GIVEN ENTRIES ->
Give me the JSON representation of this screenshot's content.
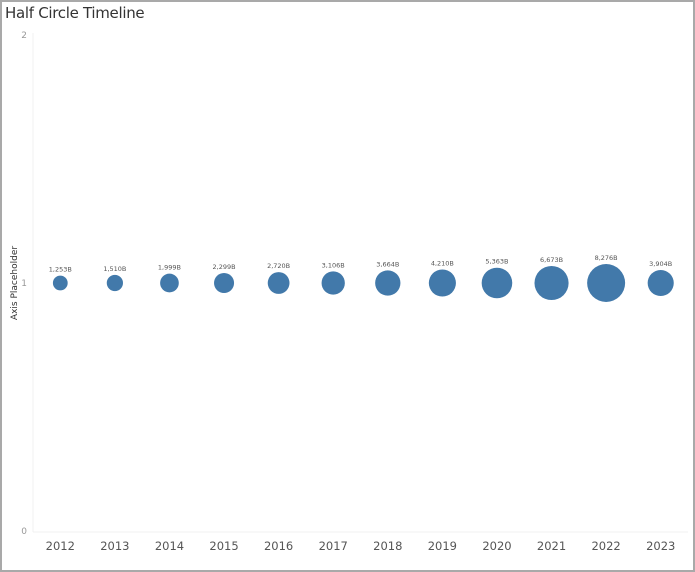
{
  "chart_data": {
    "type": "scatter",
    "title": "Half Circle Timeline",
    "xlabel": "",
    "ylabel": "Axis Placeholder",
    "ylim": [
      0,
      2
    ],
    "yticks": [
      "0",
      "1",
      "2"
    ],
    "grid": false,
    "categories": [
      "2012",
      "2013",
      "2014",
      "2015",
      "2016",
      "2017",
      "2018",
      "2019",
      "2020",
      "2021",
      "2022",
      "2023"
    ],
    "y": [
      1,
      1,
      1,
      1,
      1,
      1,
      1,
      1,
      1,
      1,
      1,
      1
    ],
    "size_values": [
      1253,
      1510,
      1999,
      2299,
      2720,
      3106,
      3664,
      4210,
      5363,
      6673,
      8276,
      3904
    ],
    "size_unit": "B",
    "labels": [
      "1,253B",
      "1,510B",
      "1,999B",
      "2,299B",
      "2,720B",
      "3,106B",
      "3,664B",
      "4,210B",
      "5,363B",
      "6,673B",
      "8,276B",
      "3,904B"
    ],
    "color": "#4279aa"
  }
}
...
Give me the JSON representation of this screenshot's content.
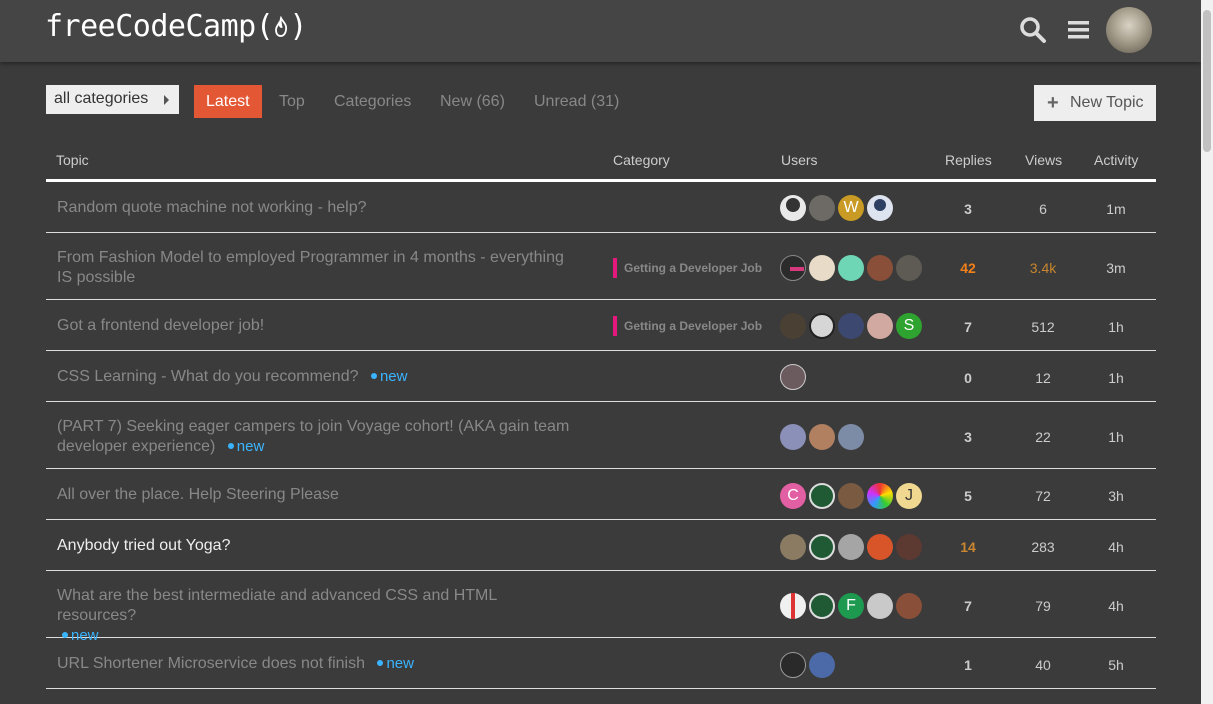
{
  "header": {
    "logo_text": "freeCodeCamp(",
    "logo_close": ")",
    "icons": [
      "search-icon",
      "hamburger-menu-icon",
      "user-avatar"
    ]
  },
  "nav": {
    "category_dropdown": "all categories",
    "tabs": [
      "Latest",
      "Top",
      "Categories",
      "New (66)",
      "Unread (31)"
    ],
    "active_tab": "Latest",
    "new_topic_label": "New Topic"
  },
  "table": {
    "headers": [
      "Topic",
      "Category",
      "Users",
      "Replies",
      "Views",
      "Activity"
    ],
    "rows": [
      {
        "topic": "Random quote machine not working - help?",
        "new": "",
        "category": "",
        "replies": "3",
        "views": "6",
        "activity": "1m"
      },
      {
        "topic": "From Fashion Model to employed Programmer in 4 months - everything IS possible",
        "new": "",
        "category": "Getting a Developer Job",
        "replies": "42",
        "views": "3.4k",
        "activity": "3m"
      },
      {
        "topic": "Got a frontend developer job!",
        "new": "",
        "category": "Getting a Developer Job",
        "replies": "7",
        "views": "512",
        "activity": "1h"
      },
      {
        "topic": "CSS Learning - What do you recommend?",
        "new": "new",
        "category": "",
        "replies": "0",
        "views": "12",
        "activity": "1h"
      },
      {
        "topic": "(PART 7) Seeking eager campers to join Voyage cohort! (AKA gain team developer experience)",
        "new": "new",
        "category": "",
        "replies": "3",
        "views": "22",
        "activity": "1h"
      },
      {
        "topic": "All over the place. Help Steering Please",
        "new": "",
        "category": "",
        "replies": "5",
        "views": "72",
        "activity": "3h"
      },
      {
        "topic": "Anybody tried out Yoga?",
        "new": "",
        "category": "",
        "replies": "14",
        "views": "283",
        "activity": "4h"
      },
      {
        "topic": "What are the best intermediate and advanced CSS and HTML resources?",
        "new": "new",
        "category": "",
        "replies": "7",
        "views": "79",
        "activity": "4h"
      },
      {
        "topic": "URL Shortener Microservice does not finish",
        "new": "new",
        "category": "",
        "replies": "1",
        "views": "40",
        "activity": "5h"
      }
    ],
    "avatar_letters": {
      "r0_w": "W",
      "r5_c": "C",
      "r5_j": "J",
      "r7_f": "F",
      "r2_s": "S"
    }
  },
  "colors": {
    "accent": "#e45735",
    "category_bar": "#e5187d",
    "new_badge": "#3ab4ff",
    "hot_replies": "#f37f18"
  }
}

SET EXERCISE ->
List the lines of the material in which the word "What" occurs.

RESPONSE TO THIS TASK ->
        "topic": "CSS Learning - What do you recommend?",
        "topic": "What are the best intermediate and advanced CSS and HTML resources?",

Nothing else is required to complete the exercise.